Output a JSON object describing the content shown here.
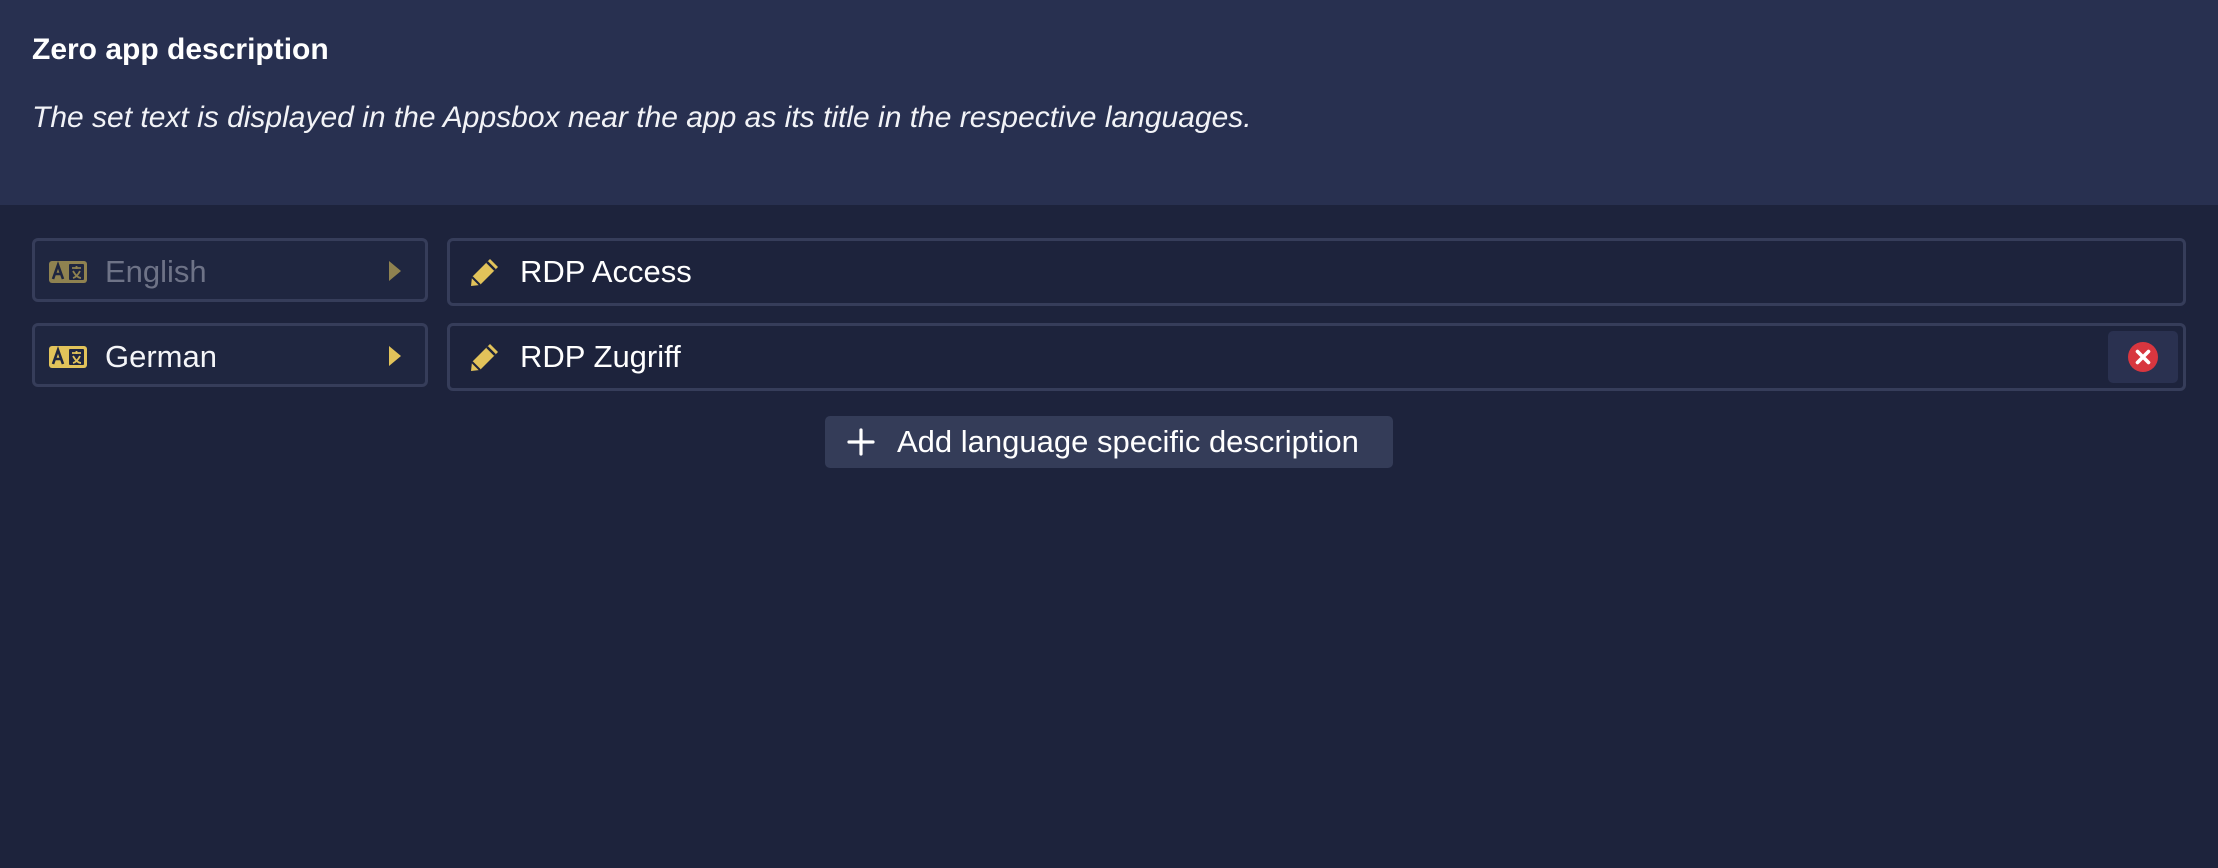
{
  "header": {
    "title": "Zero app description",
    "description": "The set text is displayed in the Appsbox near the app as its title in the respective languages."
  },
  "rows": [
    {
      "language": "English",
      "value": "RDP Access",
      "language_icon": "translate-icon",
      "edit_icon": "pencil-icon",
      "removable": false
    },
    {
      "language": "German",
      "value": "RDP Zugriff",
      "language_icon": "translate-icon",
      "edit_icon": "pencil-icon",
      "removable": true,
      "remove_icon": "close-circle-icon"
    }
  ],
  "add_button": {
    "label": "Add language specific description",
    "icon": "plus-icon"
  },
  "colors": {
    "background": "#1d233c",
    "header_background": "#283050",
    "accent_yellow": "#e2c35a",
    "remove_red": "#d8363f",
    "border": "#363d5a"
  }
}
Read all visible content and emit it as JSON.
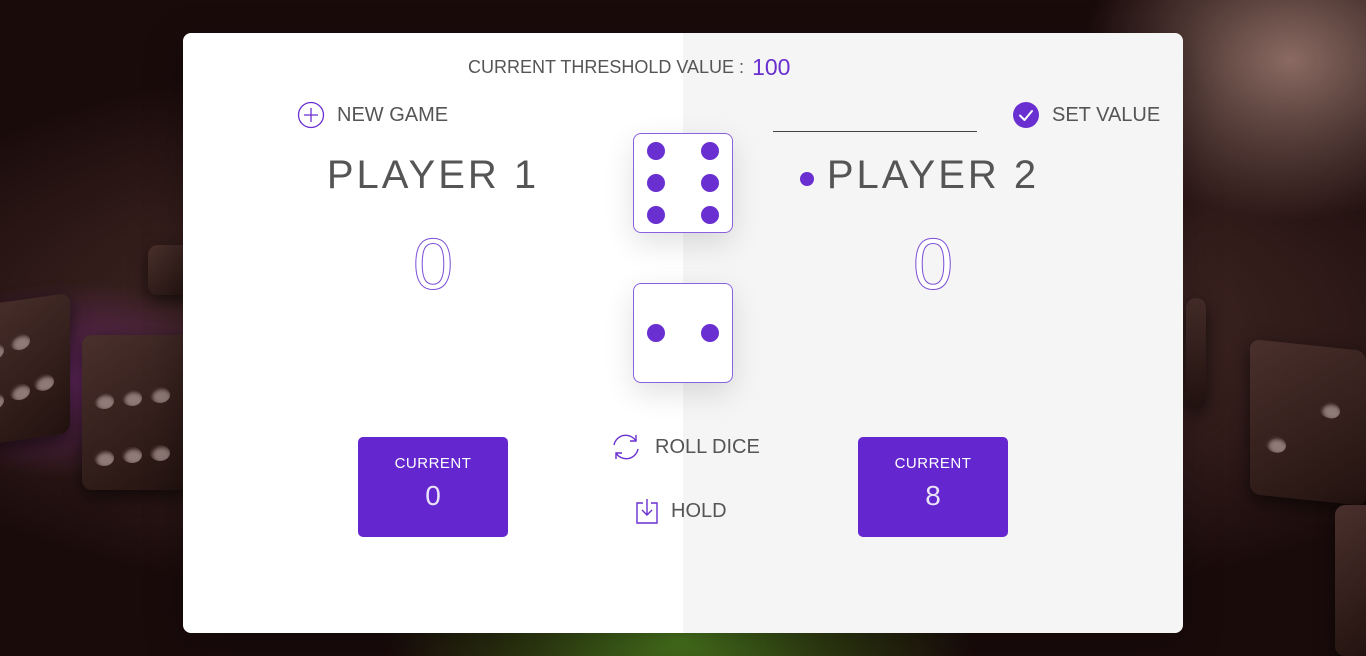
{
  "threshold": {
    "label": "CURRENT THRESHOLD VALUE :",
    "value": "100"
  },
  "controls": {
    "new_game": "NEW GAME",
    "set_value": "SET VALUE",
    "roll_dice": "ROLL DICE",
    "hold": "HOLD",
    "value_input": ""
  },
  "players": [
    {
      "name": "PLAYER 1",
      "score": "0",
      "current_label": "CURRENT",
      "current": "0",
      "active": false
    },
    {
      "name": "PLAYER 2",
      "score": "0",
      "current_label": "CURRENT",
      "current": "8",
      "active": true
    }
  ],
  "dice": [
    6,
    2
  ],
  "colors": {
    "accent": "#6427cf",
    "pip": "#6a2fd0"
  },
  "icons": {
    "new_game": "plus-circle-icon",
    "set_value": "check-circle-icon",
    "roll_dice": "refresh-icon",
    "hold": "download-icon"
  }
}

____________________

Task to carry out:
Extract the text of all the records above verbatim, excluding pictures.

Solved problem:
Output a JSON object describing the content shown here.
{
  "header": {
    "title": "Zero app description",
    "description": "The set text is displayed in the Appsbox near the app as its title in the respective languages."
  },
  "rows": [
    {
      "language": "English",
      "value": "RDP Access",
      "language_icon": "translate-icon",
      "edit_icon": "pencil-icon",
      "removable": false
    },
    {
      "language": "German",
      "value": "RDP Zugriff",
      "language_icon": "translate-icon",
      "edit_icon": "pencil-icon",
      "removable": true,
      "remove_icon": "close-circle-icon"
    }
  ],
  "add_button": {
    "label": "Add language specific description",
    "icon": "plus-icon"
  },
  "colors": {
    "background": "#1d233c",
    "header_background": "#283050",
    "accent_yellow": "#e2c35a",
    "remove_red": "#d8363f",
    "border": "#363d5a"
  }
}
Read all visible content and emit it as JSON.
{
  "threshold": {
    "label": "CURRENT THRESHOLD VALUE :",
    "value": "100"
  },
  "controls": {
    "new_game": "NEW GAME",
    "set_value": "SET VALUE",
    "roll_dice": "ROLL DICE",
    "hold": "HOLD",
    "value_input": ""
  },
  "players": [
    {
      "name": "PLAYER 1",
      "score": "0",
      "current_label": "CURRENT",
      "current": "0",
      "active": false
    },
    {
      "name": "PLAYER 2",
      "score": "0",
      "current_label": "CURRENT",
      "current": "8",
      "active": true
    }
  ],
  "dice": [
    6,
    2
  ],
  "colors": {
    "accent": "#6427cf",
    "pip": "#6a2fd0"
  },
  "icons": {
    "new_game": "plus-circle-icon",
    "set_value": "check-circle-icon",
    "roll_dice": "refresh-icon",
    "hold": "download-icon"
  }
}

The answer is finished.